● Source passage
• • • • • • •
- Map of New Haven County in southern Connecticut with Route 243 highlighted in red

Route information
- Maintained by CTDOT
- Length: 6.70 mi (10.78 km)
- Existed: 1963–present

Major junctions
- West end: Route 115 in Ansonia
- East end: Route 63 in New Haven

Location
- Country: United States
- State: Connecticut
- Counties: New Haven

Highway system
- Connecticut State Highway System; Interstate; US; State SSR; SR; ; Scenic;
| ← Route 234 |  | → Route 244 |

= Connecticut Route 243 =

State highway in New Haven County, Connecticut, US

Route 243 is a state highway in Connecticut running for 6.70 mi from Route 115 at the Ansonia-Derby town line to Route 63 in New Haven. It serves the Westville neighborhood of New Haven and the southern portions of the towns of Woodbridge and Ansonia. The road continues across the Naugatuck River as State Road 853 leading to Route 8.
• • • • • • •
● Problems and tasks
1. Render this sentence from the Connecticut Route 243 article in Spanish: "The road continues across the Naugatuck River as State Road 853 leading to Route 8."
2. Name every town or city mentioned in the Connecticut Route 243 article.
3. Extend the Connecticut Route 243 article with a few more sentences, picking up right after its final sentence.
The rows that come after this play no part in any of it.
• • • • • • •
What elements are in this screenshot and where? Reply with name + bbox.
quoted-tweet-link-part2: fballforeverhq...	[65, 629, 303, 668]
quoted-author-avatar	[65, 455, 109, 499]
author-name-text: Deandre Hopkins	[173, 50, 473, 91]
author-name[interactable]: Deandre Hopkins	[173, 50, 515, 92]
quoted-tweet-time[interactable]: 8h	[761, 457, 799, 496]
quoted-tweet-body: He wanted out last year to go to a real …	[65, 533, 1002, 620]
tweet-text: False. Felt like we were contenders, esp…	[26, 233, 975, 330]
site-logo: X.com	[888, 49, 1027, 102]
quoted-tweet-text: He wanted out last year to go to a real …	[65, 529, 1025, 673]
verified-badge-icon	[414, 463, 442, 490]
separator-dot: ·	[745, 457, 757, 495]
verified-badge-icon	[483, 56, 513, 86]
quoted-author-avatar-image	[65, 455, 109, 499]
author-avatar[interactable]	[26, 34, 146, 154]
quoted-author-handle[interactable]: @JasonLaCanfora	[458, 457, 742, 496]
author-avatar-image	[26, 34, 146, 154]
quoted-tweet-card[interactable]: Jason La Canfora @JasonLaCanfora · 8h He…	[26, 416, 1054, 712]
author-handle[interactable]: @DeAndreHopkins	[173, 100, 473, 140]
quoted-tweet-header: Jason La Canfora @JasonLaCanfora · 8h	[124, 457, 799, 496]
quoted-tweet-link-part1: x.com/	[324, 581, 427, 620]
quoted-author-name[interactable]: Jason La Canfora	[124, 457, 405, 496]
• • • • • • •
● Answers for the exercise
1. La carretera continúa al otro lado del río Naugatuck como State Road 853, que conduce a la Route 8.

2. Ansonia, Derby, New Haven, Woodbridge

3.
==Route description==
Route 243 begins in the Westville neighborhood of New Haven as Fountain Street branching from Whalley Avenue (Route 63 towards the west, while Whalley Avenue continues northwest). Fountain Street passes by the Westville Post Office then continues through the residential part of Westville. Along the way, it intersects Route 122 (Forest Road and Dayton Street). Fountain Street continues west, going under the Wilbur Cross Parkway (does not have an interchange with it) into the town of Woodbridge. Within Woodbridge, it intersects with Woodfield Road, which provides access to the Woodbridge Country Club. Route 313 (Rimmon Road) begins near the country club, heading directly for the town of Seymour. After the junction with Route 313, the road changes name to Ansonia Road. About 1.6 mi later, it intersects with Route 114 (Racebrook Road), which leads to Orange (south) and Woodbridge center (north). Route 243 then enters the city of Ansonia, just north of the Derby city line. Within Ansonia, the road becomes known as Pulaski Highway. At the end of the road, Route 243 then turns left on Prindle Avenue, right on Platt Street, and left on Elm Street, finally ending at Route 115 (Main Street), south of downtown Ansonia near the Derby line. Across Main Street, the road becomes Division Street, an unsigned state highway connector across the Naugatuck River that connects to Pershing Drive (SR 727) in Derby. Division Street has the unsigned designation SR 853.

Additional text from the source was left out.